WHAT NEEDS TO BE DONE> Copy out the lines that include the word "Node".

◇ ◇ ◇

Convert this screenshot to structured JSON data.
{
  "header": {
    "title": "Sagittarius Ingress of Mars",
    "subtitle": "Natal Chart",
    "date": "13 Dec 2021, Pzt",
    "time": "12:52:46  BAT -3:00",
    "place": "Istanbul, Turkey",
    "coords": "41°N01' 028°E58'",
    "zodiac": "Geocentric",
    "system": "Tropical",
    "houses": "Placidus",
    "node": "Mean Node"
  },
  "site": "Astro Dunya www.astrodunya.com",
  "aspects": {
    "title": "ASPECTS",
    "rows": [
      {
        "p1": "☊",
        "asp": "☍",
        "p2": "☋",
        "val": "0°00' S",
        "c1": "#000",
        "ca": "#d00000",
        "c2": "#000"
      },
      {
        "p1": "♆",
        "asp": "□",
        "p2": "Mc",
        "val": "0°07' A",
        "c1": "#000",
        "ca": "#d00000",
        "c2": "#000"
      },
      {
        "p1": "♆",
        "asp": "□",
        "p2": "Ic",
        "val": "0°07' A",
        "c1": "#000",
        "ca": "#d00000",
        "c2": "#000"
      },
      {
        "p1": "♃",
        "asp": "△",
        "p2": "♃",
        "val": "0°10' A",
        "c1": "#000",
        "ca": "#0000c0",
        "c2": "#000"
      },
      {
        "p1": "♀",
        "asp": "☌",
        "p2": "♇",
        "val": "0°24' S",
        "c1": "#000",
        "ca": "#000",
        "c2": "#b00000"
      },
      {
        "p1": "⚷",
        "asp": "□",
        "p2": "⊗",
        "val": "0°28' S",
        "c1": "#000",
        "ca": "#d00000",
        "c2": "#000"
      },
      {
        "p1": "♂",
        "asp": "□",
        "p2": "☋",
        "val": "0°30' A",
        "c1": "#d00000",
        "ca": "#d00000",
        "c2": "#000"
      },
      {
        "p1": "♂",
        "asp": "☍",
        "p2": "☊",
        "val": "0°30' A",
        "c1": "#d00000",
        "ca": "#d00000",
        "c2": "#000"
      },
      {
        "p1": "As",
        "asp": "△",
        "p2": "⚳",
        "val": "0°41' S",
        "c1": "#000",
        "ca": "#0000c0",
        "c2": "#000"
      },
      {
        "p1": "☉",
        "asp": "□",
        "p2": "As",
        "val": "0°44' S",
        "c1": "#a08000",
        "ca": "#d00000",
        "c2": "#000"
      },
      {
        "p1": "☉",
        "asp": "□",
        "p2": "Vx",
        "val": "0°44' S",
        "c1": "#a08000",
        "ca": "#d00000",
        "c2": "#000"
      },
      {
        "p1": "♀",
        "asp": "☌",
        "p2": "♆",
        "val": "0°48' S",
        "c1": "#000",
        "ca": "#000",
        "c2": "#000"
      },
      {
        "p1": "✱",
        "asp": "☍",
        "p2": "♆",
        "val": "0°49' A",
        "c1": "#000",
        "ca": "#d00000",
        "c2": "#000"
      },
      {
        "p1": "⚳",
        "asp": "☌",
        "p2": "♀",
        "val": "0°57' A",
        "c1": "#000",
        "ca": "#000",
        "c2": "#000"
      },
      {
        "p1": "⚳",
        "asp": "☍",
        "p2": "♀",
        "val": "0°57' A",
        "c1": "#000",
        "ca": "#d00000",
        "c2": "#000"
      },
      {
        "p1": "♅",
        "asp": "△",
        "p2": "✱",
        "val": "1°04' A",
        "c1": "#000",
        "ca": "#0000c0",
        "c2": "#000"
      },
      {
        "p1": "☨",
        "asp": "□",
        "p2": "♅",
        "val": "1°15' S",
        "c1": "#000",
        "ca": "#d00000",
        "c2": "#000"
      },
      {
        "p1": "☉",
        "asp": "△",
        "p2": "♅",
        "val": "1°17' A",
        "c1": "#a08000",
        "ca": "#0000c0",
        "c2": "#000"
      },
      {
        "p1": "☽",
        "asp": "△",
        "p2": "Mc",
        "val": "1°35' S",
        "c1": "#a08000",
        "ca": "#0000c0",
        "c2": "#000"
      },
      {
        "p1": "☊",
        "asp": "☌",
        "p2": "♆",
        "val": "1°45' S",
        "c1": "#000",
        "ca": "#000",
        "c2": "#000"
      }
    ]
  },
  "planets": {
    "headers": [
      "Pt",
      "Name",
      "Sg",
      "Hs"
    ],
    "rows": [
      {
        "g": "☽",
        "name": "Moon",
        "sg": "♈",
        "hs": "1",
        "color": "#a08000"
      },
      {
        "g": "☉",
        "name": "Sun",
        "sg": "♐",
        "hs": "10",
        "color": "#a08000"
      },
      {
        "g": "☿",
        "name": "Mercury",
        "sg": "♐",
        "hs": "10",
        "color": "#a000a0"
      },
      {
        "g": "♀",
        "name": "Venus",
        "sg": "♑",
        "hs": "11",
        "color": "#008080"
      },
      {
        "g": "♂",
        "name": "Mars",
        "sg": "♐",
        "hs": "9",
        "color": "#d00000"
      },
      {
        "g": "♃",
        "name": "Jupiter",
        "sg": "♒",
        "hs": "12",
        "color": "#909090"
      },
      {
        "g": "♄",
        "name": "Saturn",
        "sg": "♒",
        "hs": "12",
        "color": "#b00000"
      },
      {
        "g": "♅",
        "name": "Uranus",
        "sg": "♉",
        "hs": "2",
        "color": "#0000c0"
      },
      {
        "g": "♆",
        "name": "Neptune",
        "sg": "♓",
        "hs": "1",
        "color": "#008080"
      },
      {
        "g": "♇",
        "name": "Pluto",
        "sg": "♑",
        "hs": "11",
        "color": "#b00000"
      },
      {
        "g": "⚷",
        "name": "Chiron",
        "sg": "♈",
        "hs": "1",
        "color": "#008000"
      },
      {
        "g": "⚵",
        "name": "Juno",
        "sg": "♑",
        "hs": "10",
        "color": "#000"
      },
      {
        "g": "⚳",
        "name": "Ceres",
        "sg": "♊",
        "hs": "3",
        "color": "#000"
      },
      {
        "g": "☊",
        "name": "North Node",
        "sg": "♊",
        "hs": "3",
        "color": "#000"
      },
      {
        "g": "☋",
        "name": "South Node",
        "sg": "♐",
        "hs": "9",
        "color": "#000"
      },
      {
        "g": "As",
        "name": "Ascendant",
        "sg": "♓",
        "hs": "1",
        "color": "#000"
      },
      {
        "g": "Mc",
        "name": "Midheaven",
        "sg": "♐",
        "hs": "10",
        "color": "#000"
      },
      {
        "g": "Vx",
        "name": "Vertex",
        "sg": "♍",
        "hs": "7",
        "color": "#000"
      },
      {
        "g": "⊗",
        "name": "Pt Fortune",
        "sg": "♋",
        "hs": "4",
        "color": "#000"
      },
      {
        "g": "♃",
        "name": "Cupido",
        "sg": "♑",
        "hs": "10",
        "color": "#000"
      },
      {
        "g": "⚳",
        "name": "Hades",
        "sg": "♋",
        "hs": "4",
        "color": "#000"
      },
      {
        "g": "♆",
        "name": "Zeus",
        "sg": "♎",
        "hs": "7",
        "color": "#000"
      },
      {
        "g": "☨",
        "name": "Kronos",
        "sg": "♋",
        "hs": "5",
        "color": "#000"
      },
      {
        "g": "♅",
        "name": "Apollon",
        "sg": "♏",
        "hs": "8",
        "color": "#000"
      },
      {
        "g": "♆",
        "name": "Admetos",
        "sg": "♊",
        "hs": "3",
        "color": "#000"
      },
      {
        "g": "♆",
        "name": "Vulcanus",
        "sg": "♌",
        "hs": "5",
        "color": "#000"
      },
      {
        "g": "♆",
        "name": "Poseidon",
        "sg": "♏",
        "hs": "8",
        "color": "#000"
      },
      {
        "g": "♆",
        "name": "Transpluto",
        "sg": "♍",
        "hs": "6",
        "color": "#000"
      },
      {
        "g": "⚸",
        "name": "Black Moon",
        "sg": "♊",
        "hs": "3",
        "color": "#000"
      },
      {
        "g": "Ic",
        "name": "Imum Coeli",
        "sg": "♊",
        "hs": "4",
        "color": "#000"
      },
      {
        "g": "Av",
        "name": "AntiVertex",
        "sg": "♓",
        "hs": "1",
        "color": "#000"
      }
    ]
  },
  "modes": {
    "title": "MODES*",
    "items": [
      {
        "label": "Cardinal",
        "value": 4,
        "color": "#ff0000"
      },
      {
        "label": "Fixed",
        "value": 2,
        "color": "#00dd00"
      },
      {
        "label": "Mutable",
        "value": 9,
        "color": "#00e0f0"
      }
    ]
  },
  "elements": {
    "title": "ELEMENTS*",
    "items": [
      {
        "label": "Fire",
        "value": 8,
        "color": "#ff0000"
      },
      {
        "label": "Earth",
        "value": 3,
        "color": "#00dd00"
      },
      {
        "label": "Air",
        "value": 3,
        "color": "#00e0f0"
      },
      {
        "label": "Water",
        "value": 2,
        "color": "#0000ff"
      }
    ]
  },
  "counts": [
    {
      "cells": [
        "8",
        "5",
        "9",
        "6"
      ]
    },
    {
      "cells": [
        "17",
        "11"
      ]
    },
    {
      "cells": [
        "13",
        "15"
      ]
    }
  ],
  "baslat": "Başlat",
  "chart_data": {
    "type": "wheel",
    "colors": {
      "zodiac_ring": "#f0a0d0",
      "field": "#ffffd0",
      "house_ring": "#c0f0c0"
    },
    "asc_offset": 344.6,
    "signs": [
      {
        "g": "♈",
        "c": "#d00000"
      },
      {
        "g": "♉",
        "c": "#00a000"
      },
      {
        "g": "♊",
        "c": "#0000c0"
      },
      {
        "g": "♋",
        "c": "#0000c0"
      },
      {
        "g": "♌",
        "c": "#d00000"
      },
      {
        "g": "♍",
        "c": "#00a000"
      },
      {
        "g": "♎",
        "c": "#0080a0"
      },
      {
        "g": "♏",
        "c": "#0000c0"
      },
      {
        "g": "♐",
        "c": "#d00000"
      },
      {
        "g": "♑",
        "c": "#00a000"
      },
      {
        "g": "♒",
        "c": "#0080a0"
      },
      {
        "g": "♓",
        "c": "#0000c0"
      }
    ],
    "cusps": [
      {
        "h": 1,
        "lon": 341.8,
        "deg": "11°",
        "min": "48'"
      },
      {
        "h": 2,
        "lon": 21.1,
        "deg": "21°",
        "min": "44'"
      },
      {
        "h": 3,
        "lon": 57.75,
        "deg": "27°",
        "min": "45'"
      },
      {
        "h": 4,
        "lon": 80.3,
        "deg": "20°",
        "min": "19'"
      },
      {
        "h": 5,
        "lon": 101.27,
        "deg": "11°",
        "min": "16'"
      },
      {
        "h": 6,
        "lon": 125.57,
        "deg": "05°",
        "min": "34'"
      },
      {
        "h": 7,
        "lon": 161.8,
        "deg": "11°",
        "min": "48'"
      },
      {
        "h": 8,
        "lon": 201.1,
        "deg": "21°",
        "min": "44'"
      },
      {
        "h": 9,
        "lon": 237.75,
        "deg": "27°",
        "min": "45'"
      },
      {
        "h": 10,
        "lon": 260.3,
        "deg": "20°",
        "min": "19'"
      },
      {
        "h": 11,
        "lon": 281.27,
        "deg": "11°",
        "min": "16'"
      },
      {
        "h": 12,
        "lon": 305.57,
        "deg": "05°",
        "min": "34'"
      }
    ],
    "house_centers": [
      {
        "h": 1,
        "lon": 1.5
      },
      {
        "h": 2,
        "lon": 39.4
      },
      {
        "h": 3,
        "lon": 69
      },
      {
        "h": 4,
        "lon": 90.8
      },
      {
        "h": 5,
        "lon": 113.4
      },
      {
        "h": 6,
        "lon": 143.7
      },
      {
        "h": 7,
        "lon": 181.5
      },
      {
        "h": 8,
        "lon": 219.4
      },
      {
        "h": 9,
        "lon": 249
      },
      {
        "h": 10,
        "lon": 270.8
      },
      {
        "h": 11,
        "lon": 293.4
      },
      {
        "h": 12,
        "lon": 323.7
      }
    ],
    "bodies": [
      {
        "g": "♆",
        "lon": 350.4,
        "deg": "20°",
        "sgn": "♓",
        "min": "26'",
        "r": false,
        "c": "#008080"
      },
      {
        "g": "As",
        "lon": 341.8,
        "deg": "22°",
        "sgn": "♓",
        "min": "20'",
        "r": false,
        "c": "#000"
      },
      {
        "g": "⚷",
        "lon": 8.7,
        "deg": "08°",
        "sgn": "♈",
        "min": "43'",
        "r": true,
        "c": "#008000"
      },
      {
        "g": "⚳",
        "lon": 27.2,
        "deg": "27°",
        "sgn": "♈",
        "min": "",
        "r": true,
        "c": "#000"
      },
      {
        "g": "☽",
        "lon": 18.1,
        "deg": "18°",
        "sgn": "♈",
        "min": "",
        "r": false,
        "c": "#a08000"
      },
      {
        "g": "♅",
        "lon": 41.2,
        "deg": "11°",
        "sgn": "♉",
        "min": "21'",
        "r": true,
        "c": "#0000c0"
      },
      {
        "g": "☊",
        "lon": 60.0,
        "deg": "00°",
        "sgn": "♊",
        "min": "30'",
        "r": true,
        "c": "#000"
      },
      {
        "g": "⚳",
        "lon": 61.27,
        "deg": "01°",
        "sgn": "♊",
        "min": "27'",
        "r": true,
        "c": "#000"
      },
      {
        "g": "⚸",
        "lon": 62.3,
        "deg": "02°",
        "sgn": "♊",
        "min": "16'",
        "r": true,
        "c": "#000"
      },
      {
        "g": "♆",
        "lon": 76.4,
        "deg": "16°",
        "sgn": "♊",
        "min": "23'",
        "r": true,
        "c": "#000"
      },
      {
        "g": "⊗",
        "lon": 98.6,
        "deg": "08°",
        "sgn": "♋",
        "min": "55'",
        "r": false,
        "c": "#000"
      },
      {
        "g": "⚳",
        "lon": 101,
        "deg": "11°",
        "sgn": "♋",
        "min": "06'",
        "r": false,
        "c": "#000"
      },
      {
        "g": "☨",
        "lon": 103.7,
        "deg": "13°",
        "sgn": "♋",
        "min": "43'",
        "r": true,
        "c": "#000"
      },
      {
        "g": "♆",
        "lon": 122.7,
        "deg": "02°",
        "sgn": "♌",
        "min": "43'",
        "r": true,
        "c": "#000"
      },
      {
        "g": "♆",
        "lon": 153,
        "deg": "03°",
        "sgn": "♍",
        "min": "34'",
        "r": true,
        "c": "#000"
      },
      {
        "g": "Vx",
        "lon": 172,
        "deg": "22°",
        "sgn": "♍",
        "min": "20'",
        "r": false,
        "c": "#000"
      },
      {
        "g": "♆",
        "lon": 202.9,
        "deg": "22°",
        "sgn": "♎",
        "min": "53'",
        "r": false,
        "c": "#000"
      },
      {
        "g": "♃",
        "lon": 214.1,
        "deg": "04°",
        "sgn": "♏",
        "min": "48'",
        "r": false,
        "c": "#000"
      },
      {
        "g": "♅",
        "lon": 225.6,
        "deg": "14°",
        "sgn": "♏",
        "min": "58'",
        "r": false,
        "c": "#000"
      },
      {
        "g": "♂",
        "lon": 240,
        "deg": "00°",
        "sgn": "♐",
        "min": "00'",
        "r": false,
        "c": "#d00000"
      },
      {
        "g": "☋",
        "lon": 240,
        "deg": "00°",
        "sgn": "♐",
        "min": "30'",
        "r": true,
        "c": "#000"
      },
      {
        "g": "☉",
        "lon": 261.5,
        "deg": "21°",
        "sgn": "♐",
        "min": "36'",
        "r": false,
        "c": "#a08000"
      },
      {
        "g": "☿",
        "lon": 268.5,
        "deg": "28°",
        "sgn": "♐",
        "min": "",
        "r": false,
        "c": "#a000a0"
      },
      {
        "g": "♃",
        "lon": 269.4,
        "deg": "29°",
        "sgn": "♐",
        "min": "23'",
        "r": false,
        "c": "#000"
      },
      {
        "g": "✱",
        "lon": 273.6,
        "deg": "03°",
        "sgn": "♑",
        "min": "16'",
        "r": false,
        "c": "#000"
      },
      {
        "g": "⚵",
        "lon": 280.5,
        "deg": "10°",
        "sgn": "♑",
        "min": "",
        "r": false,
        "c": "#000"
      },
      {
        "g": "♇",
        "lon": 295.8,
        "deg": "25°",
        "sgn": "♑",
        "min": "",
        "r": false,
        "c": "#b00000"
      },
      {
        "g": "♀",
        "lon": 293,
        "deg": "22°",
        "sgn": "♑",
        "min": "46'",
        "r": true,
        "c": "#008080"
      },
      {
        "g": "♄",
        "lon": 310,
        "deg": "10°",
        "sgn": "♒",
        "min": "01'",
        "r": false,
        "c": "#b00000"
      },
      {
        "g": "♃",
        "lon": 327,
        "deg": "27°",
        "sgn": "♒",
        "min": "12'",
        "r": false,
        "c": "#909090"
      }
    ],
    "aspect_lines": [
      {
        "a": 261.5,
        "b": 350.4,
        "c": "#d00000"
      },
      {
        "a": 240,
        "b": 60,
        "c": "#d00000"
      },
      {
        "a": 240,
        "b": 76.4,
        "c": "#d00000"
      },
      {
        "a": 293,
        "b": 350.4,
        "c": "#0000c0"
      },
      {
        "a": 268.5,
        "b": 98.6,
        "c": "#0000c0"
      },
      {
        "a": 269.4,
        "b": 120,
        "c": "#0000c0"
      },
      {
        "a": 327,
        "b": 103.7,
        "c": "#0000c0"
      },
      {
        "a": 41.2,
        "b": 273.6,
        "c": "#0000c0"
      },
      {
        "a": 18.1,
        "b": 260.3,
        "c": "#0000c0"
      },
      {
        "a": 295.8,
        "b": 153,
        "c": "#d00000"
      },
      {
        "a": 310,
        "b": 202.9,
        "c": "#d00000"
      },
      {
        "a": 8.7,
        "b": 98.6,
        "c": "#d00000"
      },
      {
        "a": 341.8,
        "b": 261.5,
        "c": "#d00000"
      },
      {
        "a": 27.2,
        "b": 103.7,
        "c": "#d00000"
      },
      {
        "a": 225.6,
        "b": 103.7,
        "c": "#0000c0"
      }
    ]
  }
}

◇ ◇ ◇

FULL OUTPUT>
    "node": "Mean Node"
        "name": "North Node",
        "name": "South Node",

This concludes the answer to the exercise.